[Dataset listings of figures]
----------

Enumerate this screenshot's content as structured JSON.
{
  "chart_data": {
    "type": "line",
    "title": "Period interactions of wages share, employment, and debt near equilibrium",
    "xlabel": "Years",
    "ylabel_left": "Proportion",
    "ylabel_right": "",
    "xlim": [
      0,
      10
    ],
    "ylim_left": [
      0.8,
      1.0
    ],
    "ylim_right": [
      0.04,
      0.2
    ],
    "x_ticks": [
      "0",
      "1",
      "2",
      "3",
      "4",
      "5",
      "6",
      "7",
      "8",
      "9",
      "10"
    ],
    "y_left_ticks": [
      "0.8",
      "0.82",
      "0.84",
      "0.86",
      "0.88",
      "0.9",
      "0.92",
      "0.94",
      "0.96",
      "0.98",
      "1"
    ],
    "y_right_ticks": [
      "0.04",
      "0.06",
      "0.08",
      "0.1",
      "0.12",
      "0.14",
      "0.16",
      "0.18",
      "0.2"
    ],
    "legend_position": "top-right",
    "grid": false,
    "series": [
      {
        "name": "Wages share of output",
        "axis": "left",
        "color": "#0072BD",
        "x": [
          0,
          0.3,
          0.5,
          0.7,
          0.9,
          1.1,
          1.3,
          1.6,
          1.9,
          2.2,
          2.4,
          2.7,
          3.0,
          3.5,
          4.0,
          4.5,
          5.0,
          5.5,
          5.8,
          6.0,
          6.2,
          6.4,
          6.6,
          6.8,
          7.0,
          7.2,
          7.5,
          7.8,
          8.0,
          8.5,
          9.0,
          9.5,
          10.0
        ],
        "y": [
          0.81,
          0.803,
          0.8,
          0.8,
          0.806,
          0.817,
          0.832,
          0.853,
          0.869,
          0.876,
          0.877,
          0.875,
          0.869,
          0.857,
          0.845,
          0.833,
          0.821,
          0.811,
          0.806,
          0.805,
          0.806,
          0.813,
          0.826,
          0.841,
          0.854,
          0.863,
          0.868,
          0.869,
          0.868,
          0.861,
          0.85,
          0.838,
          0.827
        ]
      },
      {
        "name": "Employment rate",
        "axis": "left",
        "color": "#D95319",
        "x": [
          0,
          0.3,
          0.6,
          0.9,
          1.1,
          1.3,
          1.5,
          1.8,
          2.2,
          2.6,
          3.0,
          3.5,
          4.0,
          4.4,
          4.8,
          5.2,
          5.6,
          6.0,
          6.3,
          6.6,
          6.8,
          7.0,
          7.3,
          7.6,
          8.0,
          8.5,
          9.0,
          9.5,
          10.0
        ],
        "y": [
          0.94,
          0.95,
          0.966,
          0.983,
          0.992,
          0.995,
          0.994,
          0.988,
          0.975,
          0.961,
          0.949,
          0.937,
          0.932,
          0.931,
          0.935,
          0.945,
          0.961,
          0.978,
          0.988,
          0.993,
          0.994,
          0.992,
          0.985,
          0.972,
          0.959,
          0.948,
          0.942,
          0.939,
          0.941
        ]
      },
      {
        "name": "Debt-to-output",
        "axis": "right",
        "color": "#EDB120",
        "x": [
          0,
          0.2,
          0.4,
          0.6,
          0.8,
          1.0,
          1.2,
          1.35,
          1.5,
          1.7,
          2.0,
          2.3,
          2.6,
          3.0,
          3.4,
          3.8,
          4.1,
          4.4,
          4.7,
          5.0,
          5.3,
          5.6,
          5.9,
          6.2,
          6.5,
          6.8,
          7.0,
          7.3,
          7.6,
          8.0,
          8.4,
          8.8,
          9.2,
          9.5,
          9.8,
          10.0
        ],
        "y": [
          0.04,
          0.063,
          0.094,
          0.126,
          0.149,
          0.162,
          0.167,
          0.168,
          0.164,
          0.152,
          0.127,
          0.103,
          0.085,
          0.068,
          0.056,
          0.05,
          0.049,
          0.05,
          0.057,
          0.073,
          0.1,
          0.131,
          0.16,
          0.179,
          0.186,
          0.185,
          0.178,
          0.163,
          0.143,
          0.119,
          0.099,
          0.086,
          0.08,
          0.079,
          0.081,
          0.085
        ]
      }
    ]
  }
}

----------

DIRECTIONS FOR THIS TASK: Please set down all the data word for word.

EXPECTED ANSWER:
Enumerate this screenshot's content as structured JSON.
{
  "chart_data": {
    "type": "line",
    "title": "Period interactions of wages share, employment, and debt near equilibrium",
    "xlabel": "Years",
    "ylabel_left": "Proportion",
    "ylabel_right": "",
    "xlim": [
      0,
      10
    ],
    "ylim_left": [
      0.8,
      1.0
    ],
    "ylim_right": [
      0.04,
      0.2
    ],
    "x_ticks": [
      "0",
      "1",
      "2",
      "3",
      "4",
      "5",
      "6",
      "7",
      "8",
      "9",
      "10"
    ],
    "y_left_ticks": [
      "0.8",
      "0.82",
      "0.84",
      "0.86",
      "0.88",
      "0.9",
      "0.92",
      "0.94",
      "0.96",
      "0.98",
      "1"
    ],
    "y_right_ticks": [
      "0.04",
      "0.06",
      "0.08",
      "0.1",
      "0.12",
      "0.14",
      "0.16",
      "0.18",
      "0.2"
    ],
    "legend_position": "top-right",
    "grid": false,
    "series": [
      {
        "name": "Wages share of output",
        "axis": "left",
        "color": "#0072BD",
        "x": [
          0,
          0.3,
          0.5,
          0.7,
          0.9,
          1.1,
          1.3,
          1.6,
          1.9,
          2.2,
          2.4,
          2.7,
          3.0,
          3.5,
          4.0,
          4.5,
          5.0,
          5.5,
          5.8,
          6.0,
          6.2,
          6.4,
          6.6,
          6.8,
          7.0,
          7.2,
          7.5,
          7.8,
          8.0,
          8.5,
          9.0,
          9.5,
          10.0
        ],
        "y": [
          0.81,
          0.803,
          0.8,
          0.8,
          0.806,
          0.817,
          0.832,
          0.853,
          0.869,
          0.876,
          0.877,
          0.875,
          0.869,
          0.857,
          0.845,
          0.833,
          0.821,
          0.811,
          0.806,
          0.805,
          0.806,
          0.813,
          0.826,
          0.841,
          0.854,
          0.863,
          0.868,
          0.869,
          0.868,
          0.861,
          0.85,
          0.838,
          0.827
        ]
      },
      {
        "name": "Employment rate",
        "axis": "left",
        "color": "#D95319",
        "x": [
          0,
          0.3,
          0.6,
          0.9,
          1.1,
          1.3,
          1.5,
          1.8,
          2.2,
          2.6,
          3.0,
          3.5,
          4.0,
          4.4,
          4.8,
          5.2,
          5.6,
          6.0,
          6.3,
          6.6,
          6.8,
          7.0,
          7.3,
          7.6,
          8.0,
          8.5,
          9.0,
          9.5,
          10.0
        ],
        "y": [
          0.94,
          0.95,
          0.966,
          0.983,
          0.992,
          0.995,
          0.994,
          0.988,
          0.975,
          0.961,
          0.949,
          0.937,
          0.932,
          0.931,
          0.935,
          0.945,
          0.961,
          0.978,
          0.988,
          0.993,
          0.994,
          0.992,
          0.985,
          0.972,
          0.959,
          0.948,
          0.942,
          0.939,
          0.941
        ]
      },
      {
        "name": "Debt-to-output",
        "axis": "right",
        "color": "#EDB120",
        "x": [
          0,
          0.2,
          0.4,
          0.6,
          0.8,
          1.0,
          1.2,
          1.35,
          1.5,
          1.7,
          2.0,
          2.3,
          2.6,
          3.0,
          3.4,
          3.8,
          4.1,
          4.4,
          4.7,
          5.0,
          5.3,
          5.6,
          5.9,
          6.2,
          6.5,
          6.8,
          7.0,
          7.3,
          7.6,
          8.0,
          8.4,
          8.8,
          9.2,
          9.5,
          9.8,
          10.0
        ],
        "y": [
          0.04,
          0.063,
          0.094,
          0.126,
          0.149,
          0.162,
          0.167,
          0.168,
          0.164,
          0.152,
          0.127,
          0.103,
          0.085,
          0.068,
          0.056,
          0.05,
          0.049,
          0.05,
          0.057,
          0.073,
          0.1,
          0.131,
          0.16,
          0.179,
          0.186,
          0.185,
          0.178,
          0.163,
          0.143,
          0.119,
          0.099,
          0.086,
          0.08,
          0.079,
          0.081,
          0.085
        ]
      }
    ]
  }
}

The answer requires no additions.